## Task statement
Scan the lines below for the string "InputMethodManager" and copy every one that has it.

══════

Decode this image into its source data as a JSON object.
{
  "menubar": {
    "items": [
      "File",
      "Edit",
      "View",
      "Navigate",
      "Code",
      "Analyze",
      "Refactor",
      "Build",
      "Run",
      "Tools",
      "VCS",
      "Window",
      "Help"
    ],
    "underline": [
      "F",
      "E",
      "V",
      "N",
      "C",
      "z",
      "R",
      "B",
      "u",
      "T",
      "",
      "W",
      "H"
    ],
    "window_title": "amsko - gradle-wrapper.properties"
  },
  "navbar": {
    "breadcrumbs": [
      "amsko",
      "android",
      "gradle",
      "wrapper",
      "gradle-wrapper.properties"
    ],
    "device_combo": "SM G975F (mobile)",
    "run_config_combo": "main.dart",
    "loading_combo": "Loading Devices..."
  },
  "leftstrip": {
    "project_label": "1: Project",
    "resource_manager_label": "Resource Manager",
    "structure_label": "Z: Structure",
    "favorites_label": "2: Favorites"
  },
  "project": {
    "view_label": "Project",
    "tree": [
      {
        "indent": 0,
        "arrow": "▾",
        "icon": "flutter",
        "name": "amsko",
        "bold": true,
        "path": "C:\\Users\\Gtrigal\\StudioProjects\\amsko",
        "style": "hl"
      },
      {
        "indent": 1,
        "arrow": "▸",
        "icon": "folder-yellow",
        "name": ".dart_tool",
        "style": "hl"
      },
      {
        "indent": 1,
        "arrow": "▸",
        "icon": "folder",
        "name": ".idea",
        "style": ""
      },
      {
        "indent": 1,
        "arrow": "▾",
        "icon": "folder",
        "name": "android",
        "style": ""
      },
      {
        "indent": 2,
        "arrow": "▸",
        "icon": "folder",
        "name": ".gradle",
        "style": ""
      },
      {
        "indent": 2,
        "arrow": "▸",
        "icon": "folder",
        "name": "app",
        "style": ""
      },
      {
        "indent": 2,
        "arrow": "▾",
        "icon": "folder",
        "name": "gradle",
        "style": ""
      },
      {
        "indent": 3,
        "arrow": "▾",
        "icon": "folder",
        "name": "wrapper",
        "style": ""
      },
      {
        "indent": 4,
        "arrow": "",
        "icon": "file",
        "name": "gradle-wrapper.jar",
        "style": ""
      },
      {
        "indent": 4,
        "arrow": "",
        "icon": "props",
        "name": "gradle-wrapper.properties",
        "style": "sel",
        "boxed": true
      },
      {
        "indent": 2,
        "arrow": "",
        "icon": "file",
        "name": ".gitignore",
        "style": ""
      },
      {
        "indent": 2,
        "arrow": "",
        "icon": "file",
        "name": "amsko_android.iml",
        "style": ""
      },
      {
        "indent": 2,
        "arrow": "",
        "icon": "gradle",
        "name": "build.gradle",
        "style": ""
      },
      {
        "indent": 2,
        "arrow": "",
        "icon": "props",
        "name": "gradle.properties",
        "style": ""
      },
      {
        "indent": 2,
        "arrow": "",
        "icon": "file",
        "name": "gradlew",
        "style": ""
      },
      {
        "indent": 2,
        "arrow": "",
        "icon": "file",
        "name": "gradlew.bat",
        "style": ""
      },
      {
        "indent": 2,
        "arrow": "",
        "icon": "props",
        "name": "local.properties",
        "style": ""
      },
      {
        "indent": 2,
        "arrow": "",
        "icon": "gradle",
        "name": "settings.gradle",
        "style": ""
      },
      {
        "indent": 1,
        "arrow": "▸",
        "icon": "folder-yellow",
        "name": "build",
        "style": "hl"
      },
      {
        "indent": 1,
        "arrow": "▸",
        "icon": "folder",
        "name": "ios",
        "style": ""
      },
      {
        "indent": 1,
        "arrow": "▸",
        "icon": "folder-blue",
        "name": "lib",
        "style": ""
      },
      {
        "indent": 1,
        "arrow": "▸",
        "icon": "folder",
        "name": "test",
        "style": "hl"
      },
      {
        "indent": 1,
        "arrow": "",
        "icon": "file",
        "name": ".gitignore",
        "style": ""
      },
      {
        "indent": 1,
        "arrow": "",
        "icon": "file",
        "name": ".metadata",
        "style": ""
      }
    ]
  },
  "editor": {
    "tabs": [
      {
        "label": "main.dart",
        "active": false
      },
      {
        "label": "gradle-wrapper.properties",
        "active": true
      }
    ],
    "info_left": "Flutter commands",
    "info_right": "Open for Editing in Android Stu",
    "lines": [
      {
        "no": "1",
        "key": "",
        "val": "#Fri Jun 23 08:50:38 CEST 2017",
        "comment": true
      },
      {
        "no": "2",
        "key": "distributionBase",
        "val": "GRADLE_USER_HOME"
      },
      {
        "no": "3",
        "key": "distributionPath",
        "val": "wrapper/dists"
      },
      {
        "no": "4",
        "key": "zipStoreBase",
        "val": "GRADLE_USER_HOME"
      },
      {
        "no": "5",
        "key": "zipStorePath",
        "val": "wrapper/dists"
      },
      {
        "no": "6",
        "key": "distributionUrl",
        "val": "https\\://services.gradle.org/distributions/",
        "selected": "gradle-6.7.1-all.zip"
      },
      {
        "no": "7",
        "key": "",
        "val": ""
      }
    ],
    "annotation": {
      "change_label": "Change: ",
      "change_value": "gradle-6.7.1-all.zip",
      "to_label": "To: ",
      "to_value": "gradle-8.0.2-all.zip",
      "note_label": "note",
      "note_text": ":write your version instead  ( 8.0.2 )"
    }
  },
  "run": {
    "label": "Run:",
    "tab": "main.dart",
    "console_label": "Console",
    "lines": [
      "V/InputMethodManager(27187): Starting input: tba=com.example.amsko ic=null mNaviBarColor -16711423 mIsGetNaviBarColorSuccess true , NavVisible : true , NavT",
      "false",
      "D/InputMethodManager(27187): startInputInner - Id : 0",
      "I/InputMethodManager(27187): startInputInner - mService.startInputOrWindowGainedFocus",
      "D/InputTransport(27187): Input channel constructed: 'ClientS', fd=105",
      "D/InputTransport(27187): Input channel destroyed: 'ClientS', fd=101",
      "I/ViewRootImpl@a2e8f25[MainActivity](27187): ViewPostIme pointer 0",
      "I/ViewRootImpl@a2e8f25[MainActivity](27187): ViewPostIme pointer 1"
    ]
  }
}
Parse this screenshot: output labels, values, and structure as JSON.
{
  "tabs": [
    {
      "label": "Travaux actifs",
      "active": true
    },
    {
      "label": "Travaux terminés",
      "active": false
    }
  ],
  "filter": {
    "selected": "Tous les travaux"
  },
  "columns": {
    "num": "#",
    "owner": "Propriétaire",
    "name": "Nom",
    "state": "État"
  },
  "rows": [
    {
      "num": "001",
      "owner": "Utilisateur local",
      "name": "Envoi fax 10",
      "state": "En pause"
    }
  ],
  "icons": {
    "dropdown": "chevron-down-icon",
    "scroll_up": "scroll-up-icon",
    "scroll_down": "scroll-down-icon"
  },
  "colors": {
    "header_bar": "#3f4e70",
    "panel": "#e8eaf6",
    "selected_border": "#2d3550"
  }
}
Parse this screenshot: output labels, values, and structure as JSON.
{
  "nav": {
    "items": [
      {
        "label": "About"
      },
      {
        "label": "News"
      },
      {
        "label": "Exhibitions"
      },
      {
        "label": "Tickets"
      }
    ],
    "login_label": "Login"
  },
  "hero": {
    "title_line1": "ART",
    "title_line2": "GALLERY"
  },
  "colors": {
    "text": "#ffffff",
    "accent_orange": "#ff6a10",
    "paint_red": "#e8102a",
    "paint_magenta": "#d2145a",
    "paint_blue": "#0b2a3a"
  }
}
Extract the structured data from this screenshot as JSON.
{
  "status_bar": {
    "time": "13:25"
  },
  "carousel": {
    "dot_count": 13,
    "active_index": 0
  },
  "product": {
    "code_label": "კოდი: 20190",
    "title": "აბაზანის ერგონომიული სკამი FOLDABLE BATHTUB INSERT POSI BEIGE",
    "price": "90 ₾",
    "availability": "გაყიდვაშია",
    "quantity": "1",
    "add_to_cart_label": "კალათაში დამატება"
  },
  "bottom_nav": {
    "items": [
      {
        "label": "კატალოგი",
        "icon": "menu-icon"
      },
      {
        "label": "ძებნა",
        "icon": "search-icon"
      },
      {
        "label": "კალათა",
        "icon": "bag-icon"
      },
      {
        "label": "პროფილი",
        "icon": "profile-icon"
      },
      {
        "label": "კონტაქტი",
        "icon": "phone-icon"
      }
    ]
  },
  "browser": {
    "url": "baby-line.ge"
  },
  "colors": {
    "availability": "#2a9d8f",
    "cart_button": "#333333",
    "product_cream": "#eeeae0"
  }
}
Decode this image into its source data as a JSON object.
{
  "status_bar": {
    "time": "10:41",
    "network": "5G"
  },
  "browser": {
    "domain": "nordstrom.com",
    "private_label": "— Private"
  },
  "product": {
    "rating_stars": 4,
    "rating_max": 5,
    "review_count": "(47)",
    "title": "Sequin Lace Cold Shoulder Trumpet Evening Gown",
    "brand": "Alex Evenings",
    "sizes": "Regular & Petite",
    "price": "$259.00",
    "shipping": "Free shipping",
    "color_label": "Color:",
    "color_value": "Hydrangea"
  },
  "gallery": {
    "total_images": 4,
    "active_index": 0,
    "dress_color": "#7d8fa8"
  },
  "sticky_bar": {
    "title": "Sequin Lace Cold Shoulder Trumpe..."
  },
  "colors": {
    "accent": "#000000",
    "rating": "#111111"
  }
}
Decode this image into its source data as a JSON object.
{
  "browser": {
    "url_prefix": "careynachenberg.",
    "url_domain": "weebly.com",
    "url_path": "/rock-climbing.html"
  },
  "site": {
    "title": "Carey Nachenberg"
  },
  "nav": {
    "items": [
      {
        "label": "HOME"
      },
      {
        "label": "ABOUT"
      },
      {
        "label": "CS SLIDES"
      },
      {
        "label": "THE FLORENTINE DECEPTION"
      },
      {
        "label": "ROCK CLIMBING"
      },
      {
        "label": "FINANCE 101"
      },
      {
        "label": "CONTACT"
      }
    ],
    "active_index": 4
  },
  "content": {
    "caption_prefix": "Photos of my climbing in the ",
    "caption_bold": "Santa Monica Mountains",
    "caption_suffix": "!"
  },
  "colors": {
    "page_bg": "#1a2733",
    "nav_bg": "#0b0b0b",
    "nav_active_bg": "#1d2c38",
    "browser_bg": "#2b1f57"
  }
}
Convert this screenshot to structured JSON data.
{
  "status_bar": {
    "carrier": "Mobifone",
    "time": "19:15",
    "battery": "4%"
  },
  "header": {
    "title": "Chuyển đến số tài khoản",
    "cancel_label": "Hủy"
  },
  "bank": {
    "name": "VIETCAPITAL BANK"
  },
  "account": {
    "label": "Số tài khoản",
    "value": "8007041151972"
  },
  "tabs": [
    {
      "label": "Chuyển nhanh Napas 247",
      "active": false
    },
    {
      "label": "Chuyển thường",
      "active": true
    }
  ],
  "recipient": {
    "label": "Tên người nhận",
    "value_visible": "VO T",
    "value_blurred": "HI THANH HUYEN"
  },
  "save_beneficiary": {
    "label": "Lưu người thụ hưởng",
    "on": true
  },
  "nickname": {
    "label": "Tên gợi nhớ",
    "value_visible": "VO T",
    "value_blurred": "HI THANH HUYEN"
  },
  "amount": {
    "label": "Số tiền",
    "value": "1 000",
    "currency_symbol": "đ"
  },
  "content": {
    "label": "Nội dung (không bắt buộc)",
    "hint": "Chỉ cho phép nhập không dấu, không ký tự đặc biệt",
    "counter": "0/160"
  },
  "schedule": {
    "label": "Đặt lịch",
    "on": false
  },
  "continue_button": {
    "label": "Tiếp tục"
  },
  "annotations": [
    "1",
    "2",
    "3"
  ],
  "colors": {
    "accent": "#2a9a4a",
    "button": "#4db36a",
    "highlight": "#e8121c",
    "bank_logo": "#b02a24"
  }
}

══════

## Right answer
      "V/InputMethodManager(27187): Starting input: tba=com.example.amsko ic=null mNaviBarColor -16711423 mIsGetNaviBarColorSuccess true , NavVisible : true , NavT",
      "D/InputMethodManager(27187): startInputInner - Id : 0",
      "I/InputMethodManager(27187): startInputInner - mService.startInputOrWindowGainedFocus",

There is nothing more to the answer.